Data records

— start —

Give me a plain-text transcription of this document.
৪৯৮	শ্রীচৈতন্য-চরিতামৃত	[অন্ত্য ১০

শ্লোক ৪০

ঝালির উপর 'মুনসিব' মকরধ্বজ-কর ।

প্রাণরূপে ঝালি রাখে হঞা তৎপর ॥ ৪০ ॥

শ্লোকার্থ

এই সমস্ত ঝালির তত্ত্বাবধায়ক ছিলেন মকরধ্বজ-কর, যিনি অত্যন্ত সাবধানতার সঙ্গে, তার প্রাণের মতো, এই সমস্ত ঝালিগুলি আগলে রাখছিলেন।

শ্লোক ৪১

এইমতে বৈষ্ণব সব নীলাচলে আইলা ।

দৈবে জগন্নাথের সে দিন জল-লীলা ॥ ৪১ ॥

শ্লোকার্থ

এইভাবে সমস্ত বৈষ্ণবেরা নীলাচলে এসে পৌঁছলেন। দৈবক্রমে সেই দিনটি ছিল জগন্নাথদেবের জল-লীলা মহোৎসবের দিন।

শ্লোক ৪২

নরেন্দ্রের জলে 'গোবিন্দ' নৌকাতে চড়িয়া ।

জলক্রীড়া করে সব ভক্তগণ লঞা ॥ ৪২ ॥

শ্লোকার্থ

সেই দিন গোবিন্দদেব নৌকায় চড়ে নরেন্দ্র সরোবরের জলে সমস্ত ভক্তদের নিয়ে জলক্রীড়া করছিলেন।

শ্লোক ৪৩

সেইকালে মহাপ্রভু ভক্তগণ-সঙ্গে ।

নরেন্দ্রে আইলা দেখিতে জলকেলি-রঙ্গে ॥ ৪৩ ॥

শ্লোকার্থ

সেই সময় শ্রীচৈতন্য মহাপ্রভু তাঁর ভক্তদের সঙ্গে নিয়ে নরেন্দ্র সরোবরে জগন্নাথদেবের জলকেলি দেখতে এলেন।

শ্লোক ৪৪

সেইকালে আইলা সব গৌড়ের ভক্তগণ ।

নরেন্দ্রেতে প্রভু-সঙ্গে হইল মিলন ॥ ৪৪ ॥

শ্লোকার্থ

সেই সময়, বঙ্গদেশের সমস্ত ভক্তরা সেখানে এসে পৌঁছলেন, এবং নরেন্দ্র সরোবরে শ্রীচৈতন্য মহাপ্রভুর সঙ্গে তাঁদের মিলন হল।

— end —

Using the material above, print every entry exactly as written.

Give me a plain-text transcription of this document.
৪৯৮	শ্রীচৈতন্য-চরিতামৃত	[অন্ত্য ১০

শ্লোক ৪০

ঝালির উপর 'মুনসিব' মকরধ্বজ-কর ।

প্রাণরূপে ঝালি রাখে হঞা তৎপর ॥ ৪০ ॥

শ্লোকার্থ

এই সমস্ত ঝালির তত্ত্বাবধায়ক ছিলেন মকরধ্বজ-কর, যিনি অত্যন্ত সাবধানতার সঙ্গে, তার প্রাণের মতো, এই সমস্ত ঝালিগুলি আগলে রাখছিলেন।

শ্লোক ৪১

এইমতে বৈষ্ণব সব নীলাচলে আইলা ।

দৈবে জগন্নাথের সে দিন জল-লীলা ॥ ৪১ ॥

শ্লোকার্থ

এইভাবে সমস্ত বৈষ্ণবেরা নীলাচলে এসে পৌঁছলেন। দৈবক্রমে সেই দিনটি ছিল জগন্নাথদেবের জল-লীলা মহোৎসবের দিন।

শ্লোক ৪২

নরেন্দ্রের জলে 'গোবিন্দ' নৌকাতে চড়িয়া ।

জলক্রীড়া করে সব ভক্তগণ লঞা ॥ ৪২ ॥

শ্লোকার্থ

সেই দিন গোবিন্দদেব নৌকায় চড়ে নরেন্দ্র সরোবরের জলে সমস্ত ভক্তদের নিয়ে জলক্রীড়া করছিলেন।

শ্লোক ৪৩

সেইকালে মহাপ্রভু ভক্তগণ-সঙ্গে ।

নরেন্দ্রে আইলা দেখিতে জলকেলি-রঙ্গে ॥ ৪৩ ॥

শ্লোকার্থ

সেই সময় শ্রীচৈতন্য মহাপ্রভু তাঁর ভক্তদের সঙ্গে নিয়ে নরেন্দ্র সরোবরে জগন্নাথদেবের জলকেলি দেখতে এলেন।

শ্লোক ৪৪

সেইকালে আইলা সব গৌড়ের ভক্তগণ ।

নরেন্দ্রেতে প্রভু-সঙ্গে হইল মিলন ॥ ৪৪ ॥

শ্লোকার্থ

সেই সময়, বঙ্গদেশের সমস্ত ভক্তরা সেখানে এসে পৌঁছলেন, এবং নরেন্দ্র সরোবরে শ্রীচৈতন্য মহাপ্রভুর সঙ্গে তাঁদের মিলন হল।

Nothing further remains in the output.